Collected data entries:
===
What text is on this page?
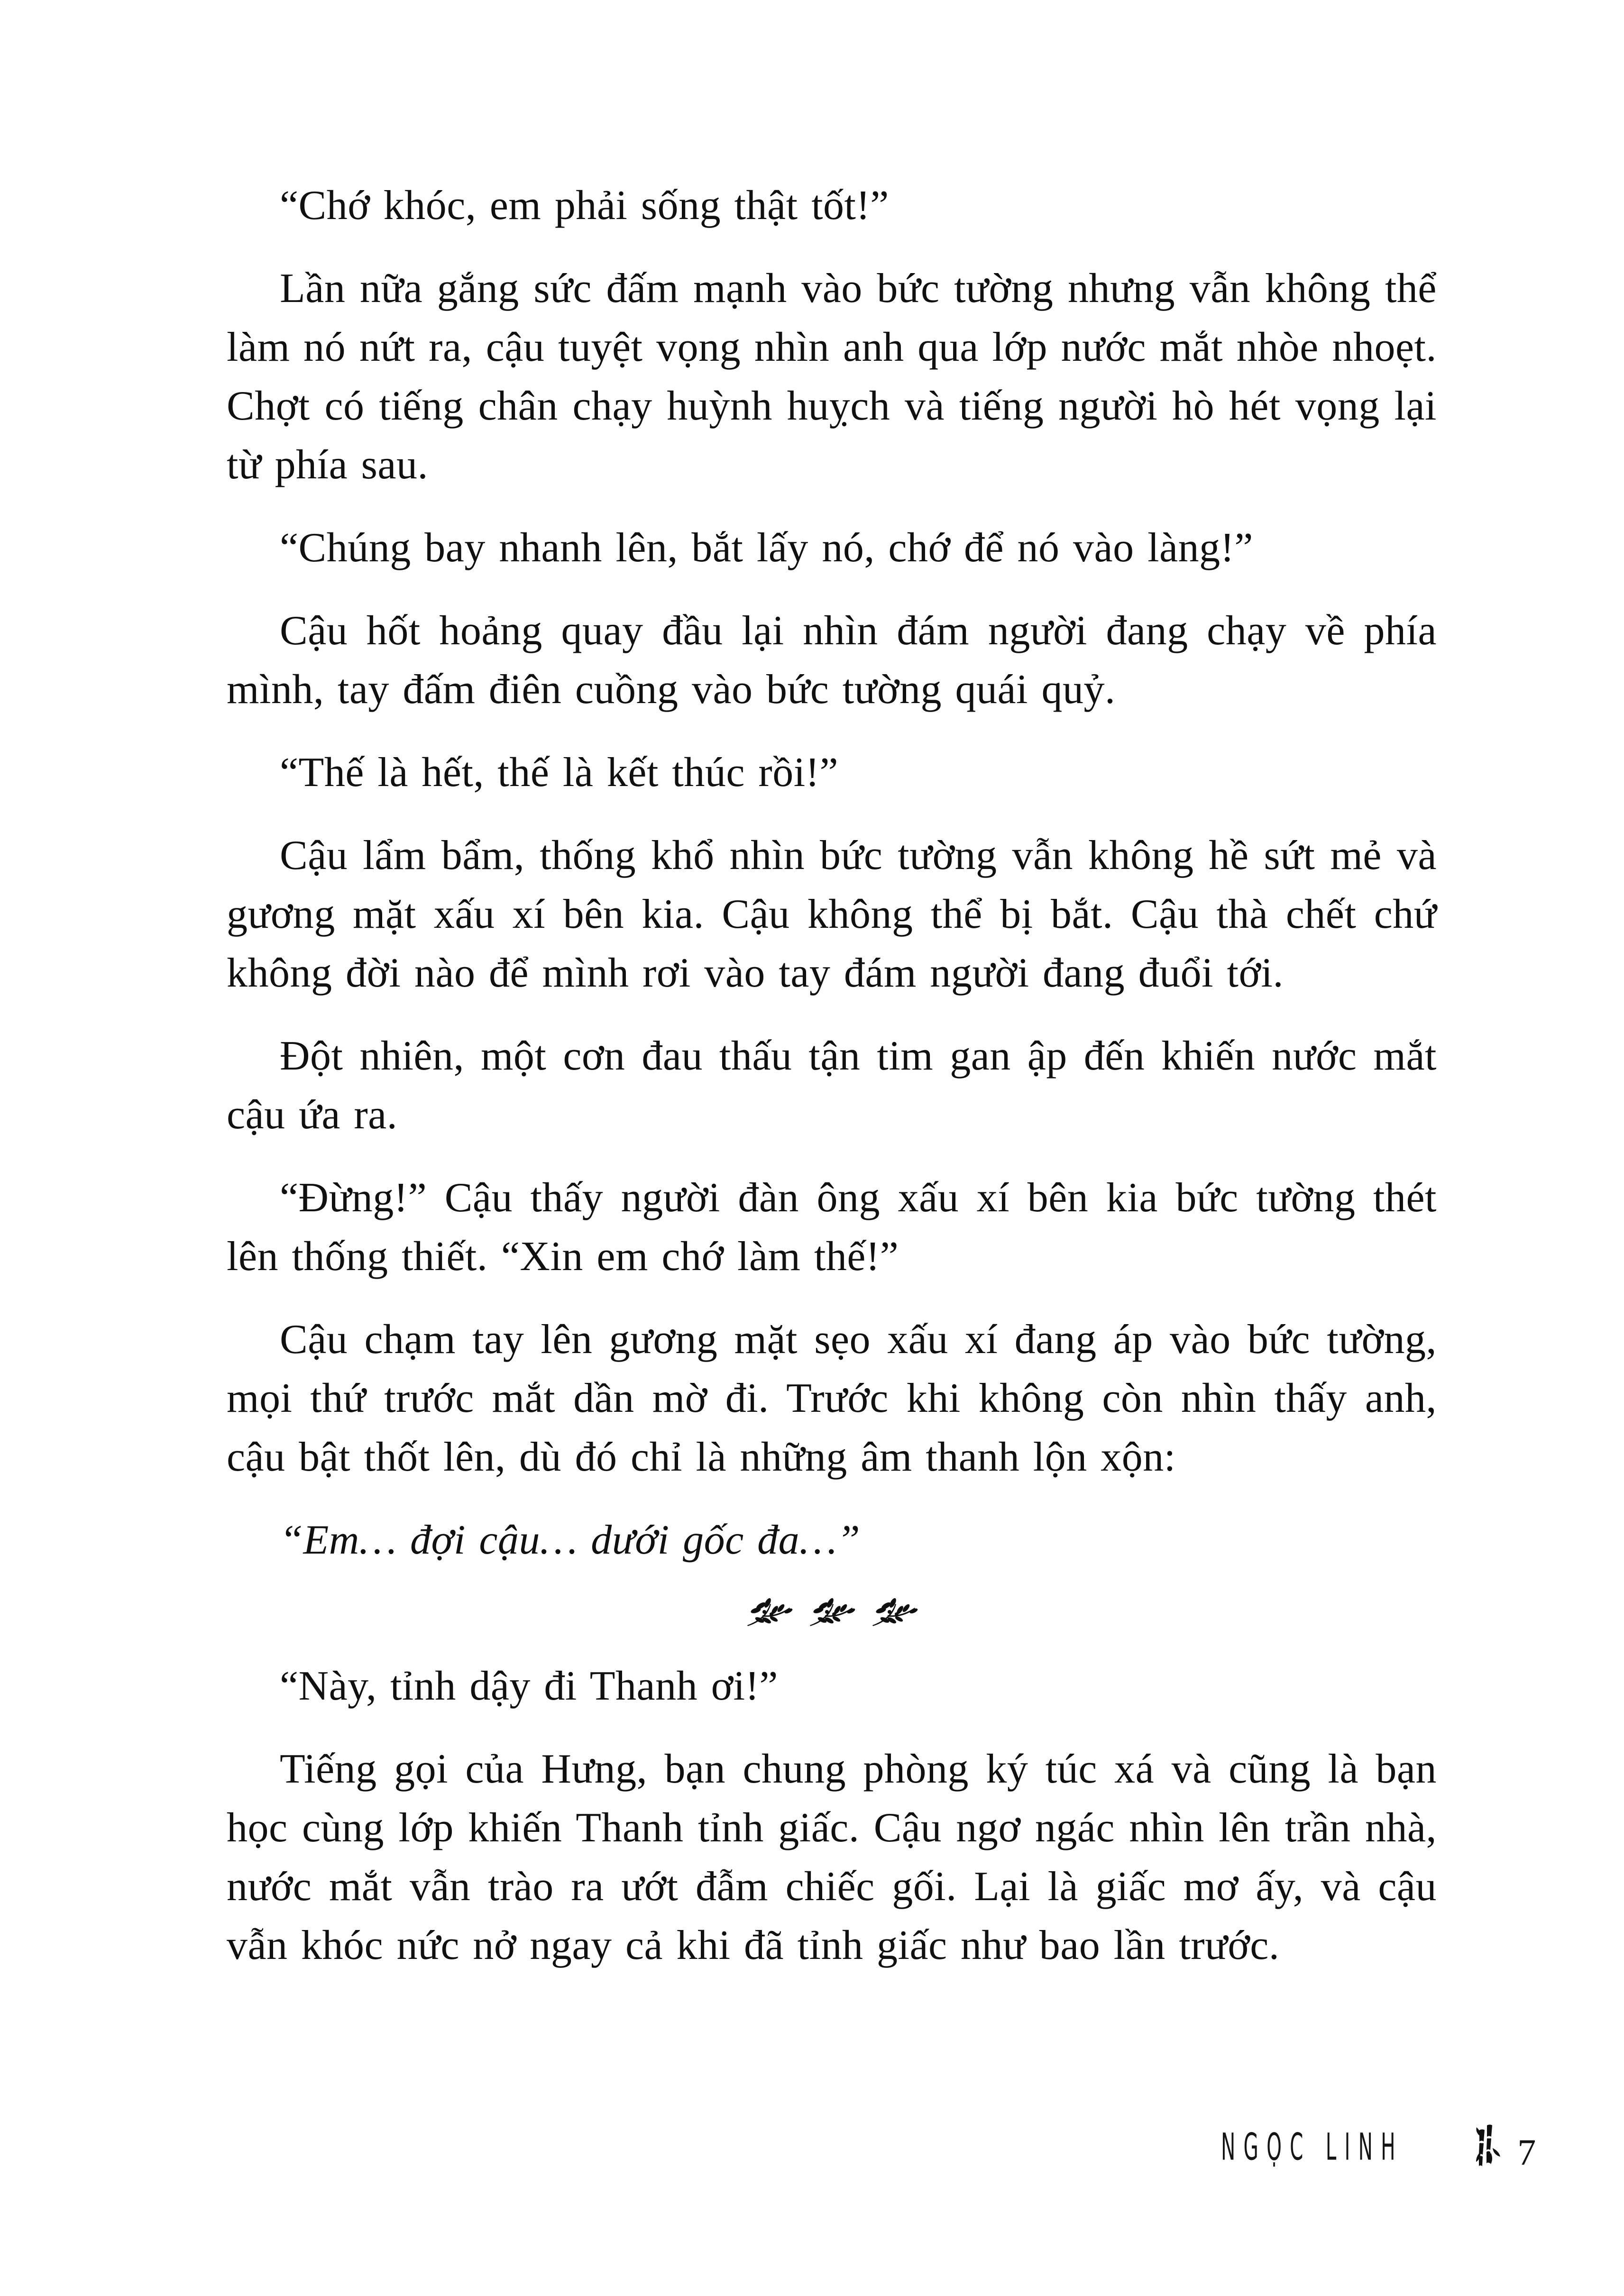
“Chớ khóc, em phải sống thật tốt!”

Lần nữa gắng sức đấm mạnh vào bức tường nhưng vẫn không thể làm nó nứt ra, cậu tuyệt vọng nhìn anh qua lớp nước mắt nhòe nhoẹt. Chợt có tiếng chân chạy huỳnh huỵch và tiếng người hò hét vọng lại từ phía sau.

“Chúng bay nhanh lên, bắt lấy nó, chớ để nó vào làng!”

Cậu hốt hoảng quay đầu lại nhìn đám người đang chạy về phía mình, tay đấm điên cuồng vào bức tường quái quỷ.

“Thế là hết, thế là kết thúc rồi!”

Cậu lẩm bẩm, thống khổ nhìn bức tường vẫn không hề sứt mẻ và gương mặt xấu xí bên kia. Cậu không thể bị bắt. Cậu thà chết chứ không đời nào để mình rơi vào tay đám người đang đuổi tới.

Đột nhiên, một cơn đau thấu tận tim gan ập đến khiến nước mắt cậu ứa ra.

“Đừng!” Cậu thấy người đàn ông xấu xí bên kia bức tường thét lên thống thiết. “Xin em chớ làm thế!”

Cậu chạm tay lên gương mặt sẹo xấu xí đang áp vào bức tường, mọi thứ trước mắt dần mờ đi. Trước khi không còn nhìn thấy anh, cậu bật thốt lên, dù đó chỉ là những âm thanh lộn xộn:

“Em… đợi cậu… dưới gốc đa…”

“Này, tỉnh dậy đi Thanh ơi!”

Tiếng gọi của Hưng, bạn chung phòng ký túc xá và cũng là bạn học cùng lớp khiến Thanh tỉnh giấc. Cậu ngơ ngác nhìn lên trần nhà, nước mắt vẫn trào ra ướt đẫm chiếc gối. Lại là giấc mơ ấy, và cậu vẫn khóc nức nở ngay cả khi đã tỉnh giấc như bao lần trước.

NGỌC LINH	7
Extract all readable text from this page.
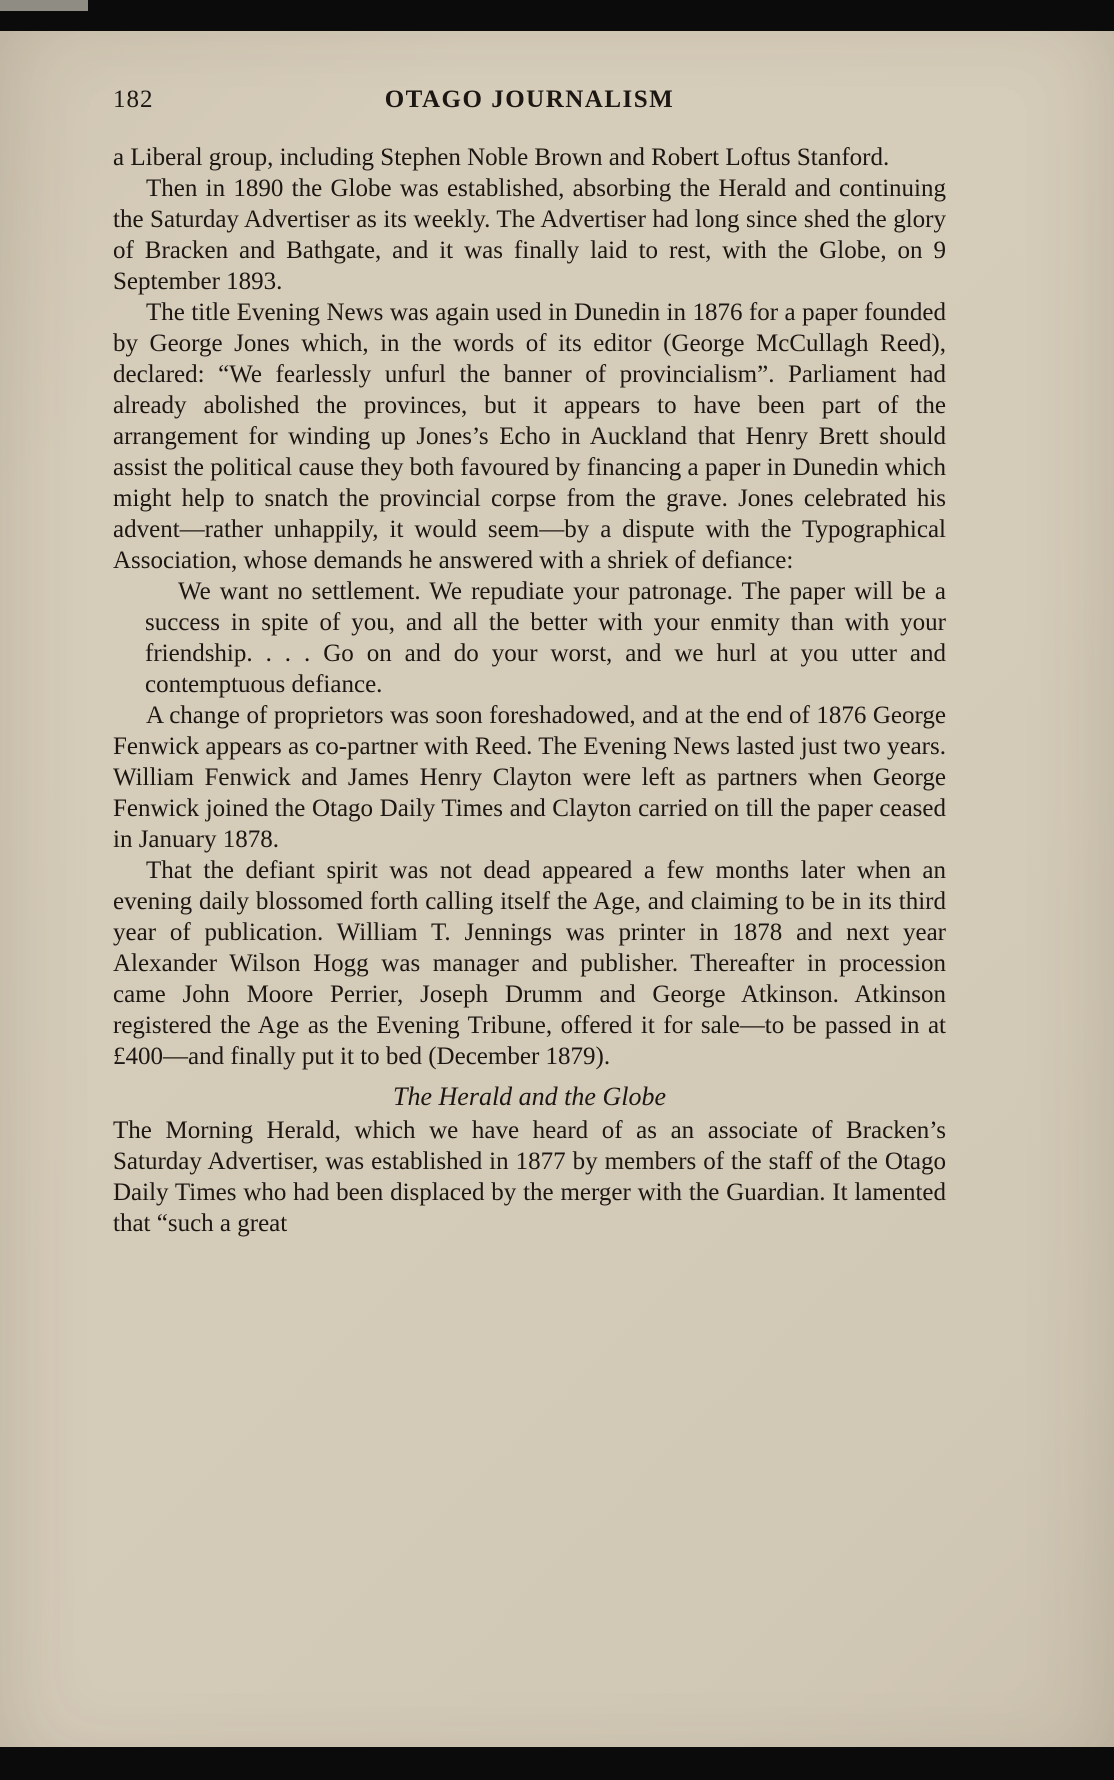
182	OTAGO JOURNALISM

a Liberal group, including Stephen Noble Brown and Robert Loftus Stanford.

Then in 1890 the Globe was established, absorbing the Herald and continuing the Saturday Advertiser as its weekly. The Advertiser had long since shed the glory of Bracken and Bathgate, and it was finally laid to rest, with the Globe, on 9 September 1893.

The title Evening News was again used in Dunedin in 1876 for a paper founded by George Jones which, in the words of its editor (George McCullagh Reed), declared: “We fearlessly unfurl the banner of provincialism”. Parliament had already abolished the provinces, but it appears to have been part of the arrangement for winding up Jones’s Echo in Auckland that Henry Brett should assist the political cause they both favoured by financing a paper in Dunedin which might help to snatch the provincial corpse from the grave. Jones celebrated his advent—rather unhappily, it would seem—by a dispute with the Typographical Association, whose demands he answered with a shriek of defiance:

We want no settlement. We repudiate your patronage. The paper will be a success in spite of you, and all the better with your enmity than with your friendship. . . . Go on and do your worst, and we hurl at you utter and contemptuous defiance.

A change of proprietors was soon foreshadowed, and at the end of 1876 George Fenwick appears as co-partner with Reed. The Evening News lasted just two years. William Fenwick and James Henry Clayton were left as partners when George Fenwick joined the Otago Daily Times and Clayton carried on till the paper ceased in January 1878.

That the defiant spirit was not dead appeared a few months later when an evening daily blossomed forth calling itself the Age, and claiming to be in its third year of publication. William T. Jennings was printer in 1878 and next year Alexander Wilson Hogg was manager and publisher. Thereafter in procession came John Moore Perrier, Joseph Drumm and George Atkinson. Atkinson registered the Age as the Evening Tribune, offered it for sale—to be passed in at £400—and finally put it to bed (December 1879).

The Herald and the Globe

The Morning Herald, which we have heard of as an associate of Bracken’s Saturday Advertiser, was established in 1877 by members of the staff of the Otago Daily Times who had been displaced by the merger with the Guardian. It lamented that “such a great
===
**Task brief**
Print every entry exactly as written, without the pictures.

**Answer to the exercise**
What text is on this page?
“Chớ khóc, em phải sống thật tốt!”

Lần nữa gắng sức đấm mạnh vào bức tường nhưng vẫn không thể làm nó nứt ra, cậu tuyệt vọng nhìn anh qua lớp nước mắt nhòe nhoẹt. Chợt có tiếng chân chạy huỳnh huỵch và tiếng người hò hét vọng lại từ phía sau.

“Chúng bay nhanh lên, bắt lấy nó, chớ để nó vào làng!”

Cậu hốt hoảng quay đầu lại nhìn đám người đang chạy về phía mình, tay đấm điên cuồng vào bức tường quái quỷ.

“Thế là hết, thế là kết thúc rồi!”

Cậu lẩm bẩm, thống khổ nhìn bức tường vẫn không hề sứt mẻ và gương mặt xấu xí bên kia. Cậu không thể bị bắt. Cậu thà chết chứ không đời nào để mình rơi vào tay đám người đang đuổi tới.

Đột nhiên, một cơn đau thấu tận tim gan ập đến khiến nước mắt cậu ứa ra.

“Đừng!” Cậu thấy người đàn ông xấu xí bên kia bức tường thét lên thống thiết. “Xin em chớ làm thế!”

Cậu chạm tay lên gương mặt sẹo xấu xí đang áp vào bức tường, mọi thứ trước mắt dần mờ đi. Trước khi không còn nhìn thấy anh, cậu bật thốt lên, dù đó chỉ là những âm thanh lộn xộn:

“Em… đợi cậu… dưới gốc đa…”

“Này, tỉnh dậy đi Thanh ơi!”

Tiếng gọi của Hưng, bạn chung phòng ký túc xá và cũng là bạn học cùng lớp khiến Thanh tỉnh giấc. Cậu ngơ ngác nhìn lên trần nhà, nước mắt vẫn trào ra ướt đẫm chiếc gối. Lại là giấc mơ ấy, và cậu vẫn khóc nức nở ngay cả khi đã tỉnh giấc như bao lần trước.

NGỌC LINH	7
Extract all readable text from this page.
182	OTAGO JOURNALISM

a Liberal group, including Stephen Noble Brown and Robert Loftus Stanford.

Then in 1890 the Globe was established, absorbing the Herald and continuing the Saturday Advertiser as its weekly. The Advertiser had long since shed the glory of Bracken and Bathgate, and it was finally laid to rest, with the Globe, on 9 September 1893.

The title Evening News was again used in Dunedin in 1876 for a paper founded by George Jones which, in the words of its editor (George McCullagh Reed), declared: “We fearlessly unfurl the banner of provincialism”. Parliament had already abolished the provinces, but it appears to have been part of the arrangement for winding up Jones’s Echo in Auckland that Henry Brett should assist the political cause they both favoured by financing a paper in Dunedin which might help to snatch the provincial corpse from the grave. Jones celebrated his advent—rather unhappily, it would seem—by a dispute with the Typographical Association, whose demands he answered with a shriek of defiance:

We want no settlement. We repudiate your patronage. The paper will be a success in spite of you, and all the better with your enmity than with your friendship. . . . Go on and do your worst, and we hurl at you utter and contemptuous defiance.

A change of proprietors was soon foreshadowed, and at the end of 1876 George Fenwick appears as co-partner with Reed. The Evening News lasted just two years. William Fenwick and James Henry Clayton were left as partners when George Fenwick joined the Otago Daily Times and Clayton carried on till the paper ceased in January 1878.

That the defiant spirit was not dead appeared a few months later when an evening daily blossomed forth calling itself the Age, and claiming to be in its third year of publication. William T. Jennings was printer in 1878 and next year Alexander Wilson Hogg was manager and publisher. Thereafter in procession came John Moore Perrier, Joseph Drumm and George Atkinson. Atkinson registered the Age as the Evening Tribune, offered it for sale—to be passed in at £400—and finally put it to bed (December 1879).

The Herald and the Globe

The Morning Herald, which we have heard of as an associate of Bracken’s Saturday Advertiser, was established in 1877 by members of the staff of the Otago Daily Times who had been displaced by the merger with the Guardian. It lamented that “such a great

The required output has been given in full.